# EXERCISE AIM:
Return every line of the material exactly.

Data listing
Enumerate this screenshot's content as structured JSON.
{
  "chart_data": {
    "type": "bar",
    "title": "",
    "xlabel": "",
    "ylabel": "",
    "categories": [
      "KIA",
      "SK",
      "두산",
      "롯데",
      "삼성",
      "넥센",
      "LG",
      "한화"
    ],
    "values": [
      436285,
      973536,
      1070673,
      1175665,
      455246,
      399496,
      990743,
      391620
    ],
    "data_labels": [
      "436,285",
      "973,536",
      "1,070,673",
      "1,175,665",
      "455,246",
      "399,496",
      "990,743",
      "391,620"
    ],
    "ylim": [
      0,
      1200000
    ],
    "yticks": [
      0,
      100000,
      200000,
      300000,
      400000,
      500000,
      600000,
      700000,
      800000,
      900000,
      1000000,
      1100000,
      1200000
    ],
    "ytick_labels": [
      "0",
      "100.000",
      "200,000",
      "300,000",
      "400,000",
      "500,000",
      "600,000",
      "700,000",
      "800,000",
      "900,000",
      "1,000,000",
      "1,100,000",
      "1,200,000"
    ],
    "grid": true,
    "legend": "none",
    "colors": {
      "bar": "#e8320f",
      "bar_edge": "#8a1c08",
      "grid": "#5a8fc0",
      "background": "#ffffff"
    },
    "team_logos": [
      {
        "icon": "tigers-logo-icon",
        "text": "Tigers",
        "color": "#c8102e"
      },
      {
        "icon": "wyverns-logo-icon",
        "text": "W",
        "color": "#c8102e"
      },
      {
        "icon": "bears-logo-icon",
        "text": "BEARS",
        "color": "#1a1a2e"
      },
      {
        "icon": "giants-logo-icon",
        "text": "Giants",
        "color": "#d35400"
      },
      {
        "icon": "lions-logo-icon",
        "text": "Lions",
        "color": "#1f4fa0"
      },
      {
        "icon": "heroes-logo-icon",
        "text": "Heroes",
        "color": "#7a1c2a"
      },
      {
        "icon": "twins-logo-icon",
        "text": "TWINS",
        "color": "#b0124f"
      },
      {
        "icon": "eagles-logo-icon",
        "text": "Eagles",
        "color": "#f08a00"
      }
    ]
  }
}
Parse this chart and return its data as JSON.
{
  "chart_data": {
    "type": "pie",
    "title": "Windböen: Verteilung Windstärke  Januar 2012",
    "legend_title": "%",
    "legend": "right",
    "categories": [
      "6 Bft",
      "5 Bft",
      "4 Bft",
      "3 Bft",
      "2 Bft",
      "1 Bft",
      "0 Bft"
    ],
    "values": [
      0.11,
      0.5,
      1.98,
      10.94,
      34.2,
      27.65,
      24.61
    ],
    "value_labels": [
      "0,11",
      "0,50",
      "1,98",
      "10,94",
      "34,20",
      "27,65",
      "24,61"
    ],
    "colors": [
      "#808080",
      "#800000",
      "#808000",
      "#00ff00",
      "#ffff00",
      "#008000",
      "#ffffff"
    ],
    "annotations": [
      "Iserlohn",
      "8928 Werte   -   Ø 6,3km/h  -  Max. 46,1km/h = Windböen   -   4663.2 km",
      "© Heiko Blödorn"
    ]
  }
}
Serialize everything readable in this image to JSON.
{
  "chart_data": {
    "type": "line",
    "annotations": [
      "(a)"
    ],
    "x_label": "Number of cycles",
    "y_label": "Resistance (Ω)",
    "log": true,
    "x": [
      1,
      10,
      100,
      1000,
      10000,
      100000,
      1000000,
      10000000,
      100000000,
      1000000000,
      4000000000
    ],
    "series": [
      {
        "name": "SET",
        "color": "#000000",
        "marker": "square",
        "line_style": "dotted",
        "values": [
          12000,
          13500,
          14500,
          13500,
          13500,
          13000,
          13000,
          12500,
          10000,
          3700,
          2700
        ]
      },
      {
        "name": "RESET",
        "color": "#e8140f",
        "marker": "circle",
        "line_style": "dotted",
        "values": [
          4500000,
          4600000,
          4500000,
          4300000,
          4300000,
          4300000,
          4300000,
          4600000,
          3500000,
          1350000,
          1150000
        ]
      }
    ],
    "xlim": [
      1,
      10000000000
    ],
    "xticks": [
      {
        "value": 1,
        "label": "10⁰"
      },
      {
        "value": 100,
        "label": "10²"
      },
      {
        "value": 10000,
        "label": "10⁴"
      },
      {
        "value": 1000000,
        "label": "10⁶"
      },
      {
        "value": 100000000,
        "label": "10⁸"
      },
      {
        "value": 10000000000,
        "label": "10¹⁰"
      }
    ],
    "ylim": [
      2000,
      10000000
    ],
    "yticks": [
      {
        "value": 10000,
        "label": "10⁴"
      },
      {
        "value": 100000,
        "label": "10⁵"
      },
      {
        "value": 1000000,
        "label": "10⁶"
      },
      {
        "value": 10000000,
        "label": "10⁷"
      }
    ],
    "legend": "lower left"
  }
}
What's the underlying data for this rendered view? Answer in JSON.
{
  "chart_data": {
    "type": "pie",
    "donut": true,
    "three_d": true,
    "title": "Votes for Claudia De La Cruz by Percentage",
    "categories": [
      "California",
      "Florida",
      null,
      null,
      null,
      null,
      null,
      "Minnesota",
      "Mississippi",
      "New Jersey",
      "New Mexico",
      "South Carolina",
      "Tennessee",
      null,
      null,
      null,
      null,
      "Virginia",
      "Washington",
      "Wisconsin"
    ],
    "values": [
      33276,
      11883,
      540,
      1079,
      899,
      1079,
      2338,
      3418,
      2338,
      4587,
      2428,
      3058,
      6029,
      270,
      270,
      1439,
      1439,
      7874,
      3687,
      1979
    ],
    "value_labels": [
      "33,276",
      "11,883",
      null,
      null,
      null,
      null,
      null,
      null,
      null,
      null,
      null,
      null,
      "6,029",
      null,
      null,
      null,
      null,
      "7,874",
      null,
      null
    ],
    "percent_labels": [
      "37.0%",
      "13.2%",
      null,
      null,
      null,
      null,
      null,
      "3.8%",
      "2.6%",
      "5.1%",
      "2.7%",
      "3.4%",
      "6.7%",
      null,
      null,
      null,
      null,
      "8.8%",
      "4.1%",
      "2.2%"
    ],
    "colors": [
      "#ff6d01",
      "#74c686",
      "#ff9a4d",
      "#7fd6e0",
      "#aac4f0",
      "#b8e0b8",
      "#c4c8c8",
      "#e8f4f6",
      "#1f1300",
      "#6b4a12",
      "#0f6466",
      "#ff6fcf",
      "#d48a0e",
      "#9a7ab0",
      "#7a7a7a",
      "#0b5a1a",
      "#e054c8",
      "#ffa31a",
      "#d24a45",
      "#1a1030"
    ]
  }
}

# ANSWER BELOW:
Enumerate this screenshot's content as structured JSON.
{
  "chart_data": {
    "type": "bar",
    "title": "",
    "xlabel": "",
    "ylabel": "",
    "categories": [
      "KIA",
      "SK",
      "두산",
      "롯데",
      "삼성",
      "넥센",
      "LG",
      "한화"
    ],
    "values": [
      436285,
      973536,
      1070673,
      1175665,
      455246,
      399496,
      990743,
      391620
    ],
    "data_labels": [
      "436,285",
      "973,536",
      "1,070,673",
      "1,175,665",
      "455,246",
      "399,496",
      "990,743",
      "391,620"
    ],
    "ylim": [
      0,
      1200000
    ],
    "yticks": [
      0,
      100000,
      200000,
      300000,
      400000,
      500000,
      600000,
      700000,
      800000,
      900000,
      1000000,
      1100000,
      1200000
    ],
    "ytick_labels": [
      "0",
      "100.000",
      "200,000",
      "300,000",
      "400,000",
      "500,000",
      "600,000",
      "700,000",
      "800,000",
      "900,000",
      "1,000,000",
      "1,100,000",
      "1,200,000"
    ],
    "grid": true,
    "legend": "none",
    "colors": {
      "bar": "#e8320f",
      "bar_edge": "#8a1c08",
      "grid": "#5a8fc0",
      "background": "#ffffff"
    },
    "team_logos": [
      {
        "icon": "tigers-logo-icon",
        "text": "Tigers",
        "color": "#c8102e"
      },
      {
        "icon": "wyverns-logo-icon",
        "text": "W",
        "color": "#c8102e"
      },
      {
        "icon": "bears-logo-icon",
        "text": "BEARS",
        "color": "#1a1a2e"
      },
      {
        "icon": "giants-logo-icon",
        "text": "Giants",
        "color": "#d35400"
      },
      {
        "icon": "lions-logo-icon",
        "text": "Lions",
        "color": "#1f4fa0"
      },
      {
        "icon": "heroes-logo-icon",
        "text": "Heroes",
        "color": "#7a1c2a"
      },
      {
        "icon": "twins-logo-icon",
        "text": "TWINS",
        "color": "#b0124f"
      },
      {
        "icon": "eagles-logo-icon",
        "text": "Eagles",
        "color": "#f08a00"
      }
    ]
  }
}
Parse this chart and return its data as JSON.
{
  "chart_data": {
    "type": "pie",
    "title": "Windböen: Verteilung Windstärke  Januar 2012",
    "legend_title": "%",
    "legend": "right",
    "categories": [
      "6 Bft",
      "5 Bft",
      "4 Bft",
      "3 Bft",
      "2 Bft",
      "1 Bft",
      "0 Bft"
    ],
    "values": [
      0.11,
      0.5,
      1.98,
      10.94,
      34.2,
      27.65,
      24.61
    ],
    "value_labels": [
      "0,11",
      "0,50",
      "1,98",
      "10,94",
      "34,20",
      "27,65",
      "24,61"
    ],
    "colors": [
      "#808080",
      "#800000",
      "#808000",
      "#00ff00",
      "#ffff00",
      "#008000",
      "#ffffff"
    ],
    "annotations": [
      "Iserlohn",
      "8928 Werte   -   Ø 6,3km/h  -  Max. 46,1km/h = Windböen   -   4663.2 km",
      "© Heiko Blödorn"
    ]
  }
}
Serialize everything readable in this image to JSON.
{
  "chart_data": {
    "type": "line",
    "annotations": [
      "(a)"
    ],
    "x_label": "Number of cycles",
    "y_label": "Resistance (Ω)",
    "log": true,
    "x": [
      1,
      10,
      100,
      1000,
      10000,
      100000,
      1000000,
      10000000,
      100000000,
      1000000000,
      4000000000
    ],
    "series": [
      {
        "name": "SET",
        "color": "#000000",
        "marker": "square",
        "line_style": "dotted",
        "values": [
          12000,
          13500,
          14500,
          13500,
          13500,
          13000,
          13000,
          12500,
          10000,
          3700,
          2700
        ]
      },
      {
        "name": "RESET",
        "color": "#e8140f",
        "marker": "circle",
        "line_style": "dotted",
        "values": [
          4500000,
          4600000,
          4500000,
          4300000,
          4300000,
          4300000,
          4300000,
          4600000,
          3500000,
          1350000,
          1150000
        ]
      }
    ],
    "xlim": [
      1,
      10000000000
    ],
    "xticks": [
      {
        "value": 1,
        "label": "10⁰"
      },
      {
        "value": 100,
        "label": "10²"
      },
      {
        "value": 10000,
        "label": "10⁴"
      },
      {
        "value": 1000000,
        "label": "10⁶"
      },
      {
        "value": 100000000,
        "label": "10⁸"
      },
      {
        "value": 10000000000,
        "label": "10¹⁰"
      }
    ],
    "ylim": [
      2000,
      10000000
    ],
    "yticks": [
      {
        "value": 10000,
        "label": "10⁴"
      },
      {
        "value": 100000,
        "label": "10⁵"
      },
      {
        "value": 1000000,
        "label": "10⁶"
      },
      {
        "value": 10000000,
        "label": "10⁷"
      }
    ],
    "legend": "lower left"
  }
}
What's the underlying data for this rendered view? Answer in JSON.
{
  "chart_data": {
    "type": "pie",
    "donut": true,
    "three_d": true,
    "title": "Votes for Claudia De La Cruz by Percentage",
    "categories": [
      "California",
      "Florida",
      null,
      null,
      null,
      null,
      null,
      "Minnesota",
      "Mississippi",
      "New Jersey",
      "New Mexico",
      "South Carolina",
      "Tennessee",
      null,
      null,
      null,
      null,
      "Virginia",
      "Washington",
      "Wisconsin"
    ],
    "values": [
      33276,
      11883,
      540,
      1079,
      899,
      1079,
      2338,
      3418,
      2338,
      4587,
      2428,
      3058,
      6029,
      270,
      270,
      1439,
      1439,
      7874,
      3687,
      1979
    ],
    "value_labels": [
      "33,276",
      "11,883",
      null,
      null,
      null,
      null,
      null,
      null,
      null,
      null,
      null,
      null,
      "6,029",
      null,
      null,
      null,
      null,
      "7,874",
      null,
      null
    ],
    "percent_labels": [
      "37.0%",
      "13.2%",
      null,
      null,
      null,
      null,
      null,
      "3.8%",
      "2.6%",
      "5.1%",
      "2.7%",
      "3.4%",
      "6.7%",
      null,
      null,
      null,
      null,
      "8.8%",
      "4.1%",
      "2.2%"
    ],
    "colors": [
      "#ff6d01",
      "#74c686",
      "#ff9a4d",
      "#7fd6e0",
      "#aac4f0",
      "#b8e0b8",
      "#c4c8c8",
      "#e8f4f6",
      "#1f1300",
      "#6b4a12",
      "#0f6466",
      "#ff6fcf",
      "#d48a0e",
      "#9a7ab0",
      "#7a7a7a",
      "#0b5a1a",
      "#e054c8",
      "#ffa31a",
      "#d24a45",
      "#1a1030"
    ]
  }
}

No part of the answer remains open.